* _WHAT TO WORK ON_:
Below is a listing. Gather each line of it that contains "ciotan".

__________

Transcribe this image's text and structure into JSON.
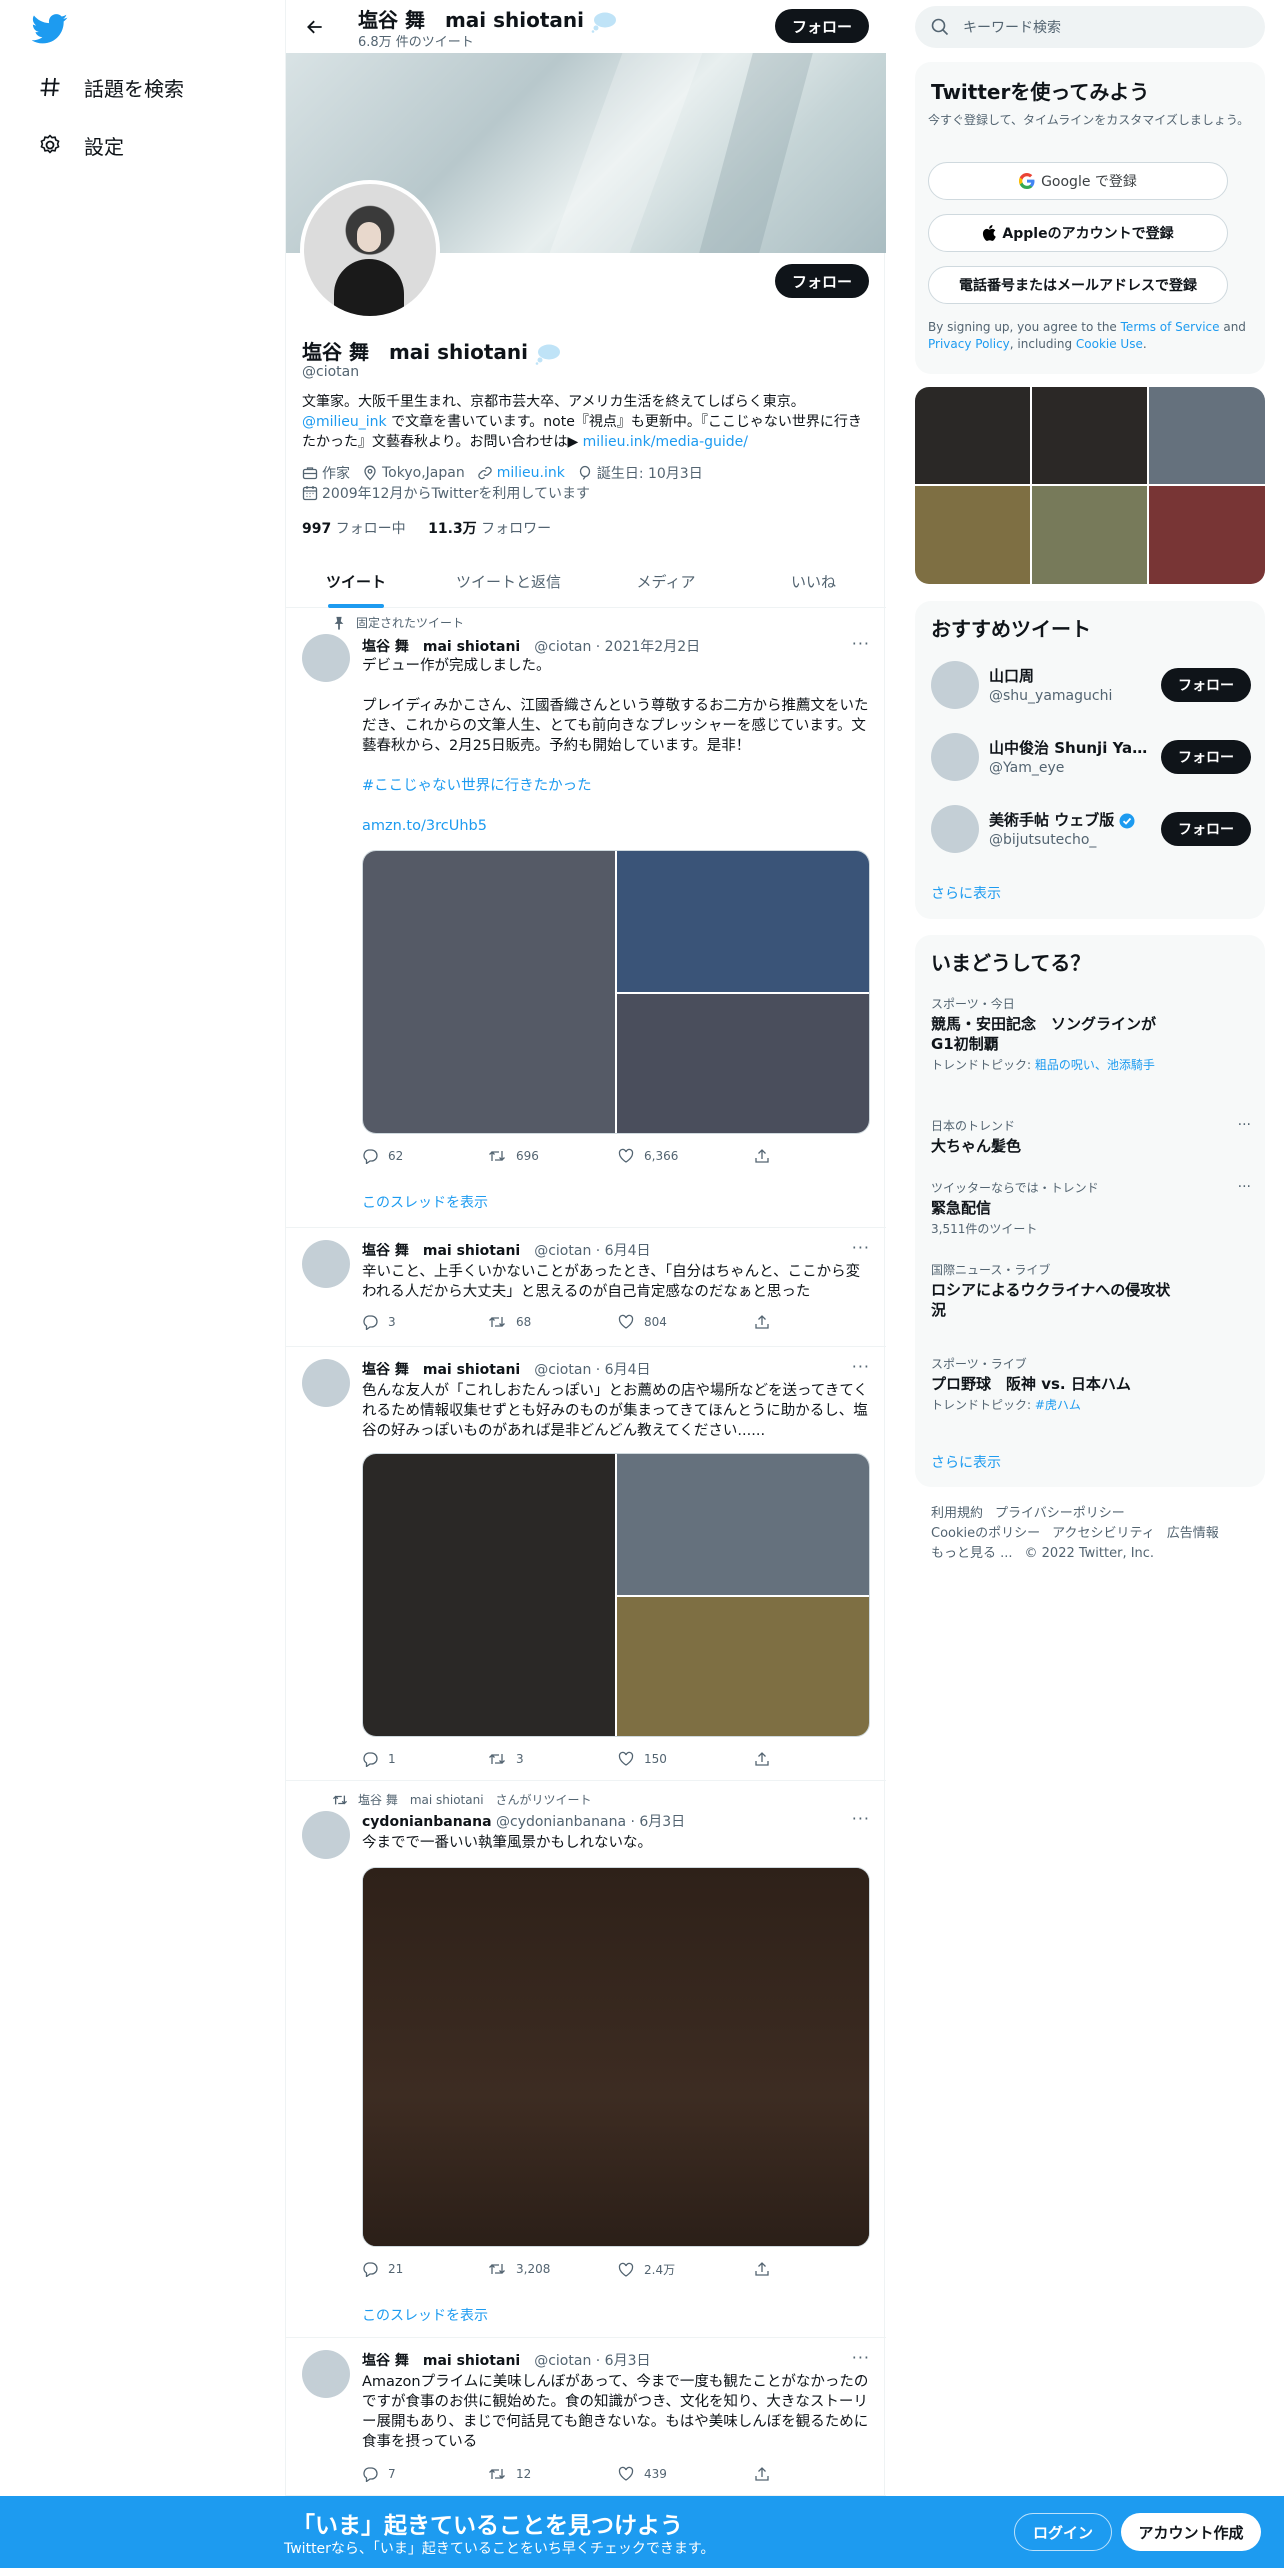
{
  "nav": {
    "explore_label": "話題を検索",
    "settings_label": "設定"
  },
  "header": {
    "name": "塩谷 舞　mai shiotani",
    "tweet_count": "6.8万 件のツイート",
    "follow_label": "フォロー"
  },
  "profile": {
    "name": "塩谷 舞　mai shiotani",
    "handle": "@ciotan",
    "follow_label": "フォロー",
    "bio_1": "文筆家。大阪千里生まれ、京都市芸大卒、アメリカ生活を終えてしばらく東京。",
    "bio_link_1": "@milieu_ink",
    "bio_2": " で文章を書いています。note『視点』も更新中。『ここじゃない世界に行きたかった』文藝春秋より。お問い合わせは▶ ",
    "bio_link_2": "milieu.ink/media-guide/",
    "profession": "作家",
    "location": "Tokyo,Japan",
    "website": "milieu.ink",
    "birthday": "誕生日: 10月3日",
    "joined": "2009年12月からTwitterを利用しています",
    "following_count": "997",
    "following_label": "フォロー中",
    "followers_count": "11.3万",
    "followers_label": "フォロワー"
  },
  "tabs": [
    "ツイート",
    "ツイートと返信",
    "メディア",
    "いいね"
  ],
  "tweets": [
    {
      "context": "固定されたツイート",
      "name": "塩谷 舞　mai shiotani",
      "meta": "@ciotan · 2021年2月2日",
      "text_1": "デビュー作が完成しました。",
      "text_2": "プレイディみかこさん、江國香織さんという尊敬するお二方から推薦文をいただき、これからの文筆人生、とても前向きなプレッシャーを感じています。文藝春秋から、2月25日販売。予約も開始しています。是非！",
      "hashtag": "#ここじゃない世界に行きたかった",
      "url": "amzn.to/3rcUhb5",
      "replies": "62",
      "retweets": "696",
      "likes": "6,366",
      "show_thread": "このスレッドを表示"
    },
    {
      "name": "塩谷 舞　mai shiotani",
      "meta": "@ciotan · 6月4日",
      "text": "辛いこと、上手くいかないことがあったとき、「自分はちゃんと、ここから変われる人だから大丈夫」と思えるのが自己肯定感なのだなぁと思った",
      "replies": "3",
      "retweets": "68",
      "likes": "804"
    },
    {
      "name": "塩谷 舞　mai shiotani",
      "meta": "@ciotan · 6月4日",
      "text": "色んな友人が「これしおたんっぽい」とお薦めの店や場所などを送ってきてくれるため情報収集せずとも好みのものが集まってきてほんとうに助かるし、塩谷の好みっぽいものがあれば是非どんどん教えてください......",
      "replies": "1",
      "retweets": "3",
      "likes": "150"
    },
    {
      "context": "塩谷 舞　mai shiotani　さんがリツイート",
      "name": "cydonianbanana",
      "meta": "@cydonianbanana · 6月3日",
      "text": "今までで一番いい執筆風景かもしれないな。",
      "replies": "21",
      "retweets": "3,208",
      "likes": "2.4万",
      "show_thread": "このスレッドを表示"
    },
    {
      "name": "塩谷 舞　mai shiotani",
      "meta": "@ciotan · 6月3日",
      "text": "Amazonプライムに美味しんぼがあって、今まで一度も観たことがなかったのですが食事のお供に観始めた。食の知識がつき、文化を知り、大きなストーリー展開もあり、まじで何話見ても飽きないな。もはや美味しんぼを観るために食事を摂っている",
      "replies": "7",
      "retweets": "12",
      "likes": "439"
    }
  ],
  "search": {
    "placeholder": "キーワード検索"
  },
  "signup": {
    "title": "Twitterを使ってみよう",
    "subtitle": "今すぐ登録して、タイムラインをカスタマイズしましょう。",
    "google": "Google で登録",
    "apple": "Appleのアカウントで登録",
    "phone": "電話番号またはメールアドレスで登録",
    "legal_1": "By signing up, you agree to the ",
    "tos": "Terms of Service",
    "legal_2": " and ",
    "privacy": "Privacy Policy",
    "legal_3": ", including ",
    "cookie": "Cookie Use",
    "legal_4": "."
  },
  "recommend": {
    "title": "おすすめツイート",
    "follow_label": "フォロー",
    "users": [
      {
        "name": "山口周",
        "handle": "@shu_yamaguchi"
      },
      {
        "name": "山中俊治 Shunji Yam...",
        "handle": "@Yam_eye"
      },
      {
        "name": "美術手帖 ウェブ版",
        "handle": "@bijutsutecho_"
      }
    ],
    "more": "さらに表示"
  },
  "trends": {
    "title": "いまどうしてる？",
    "items": [
      {
        "context": "スポーツ・今日",
        "title": "競馬・安田記念　ソングラインがG1初制覇",
        "extra_1": "トレンドトピック: ",
        "extra_link": "粗品の呪い、池添騎手"
      },
      {
        "context": "日本のトレンド",
        "title": "大ちゃん髪色"
      },
      {
        "context": "ツイッターならでは・トレンド",
        "title": "緊急配信",
        "extra": "3,511件のツイート"
      },
      {
        "context": "国際ニュース・ライブ",
        "title": "ロシアによるウクライナへの侵攻状況"
      },
      {
        "context": "スポーツ・ライブ",
        "title": "プロ野球　阪神 vs. 日本ハム",
        "extra_1": "トレンドトピック: ",
        "extra_link": "#虎ハム"
      }
    ],
    "more": "さらに表示"
  },
  "footer": {
    "tos": "利用規約",
    "privacy": "プライバシーポリシー",
    "cookie": "Cookieのポリシー",
    "access": "アクセシビリティ",
    "ads": "広告情報",
    "more": "もっと見る ...",
    "copy": "© 2022 Twitter, Inc."
  },
  "bottom": {
    "title": "「いま」起きていることを見つけよう",
    "subtitle": "Twitterなら、「いま」起きていることをいち早くチェックできます。",
    "login": "ログイン",
    "signup": "アカウント作成"
  },
  "colors": {
    "accent": "#1d9bf0",
    "text": "#0f1419",
    "muted": "#536471"
  }
}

__________

* _TASK RESULT_:
    "handle": "@ciotan",
      "meta": "@ciotan · 2021年2月2日",
      "meta": "@ciotan · 6月4日",
      "meta": "@ciotan · 6月4日",
      "meta": "@ciotan · 6月3日",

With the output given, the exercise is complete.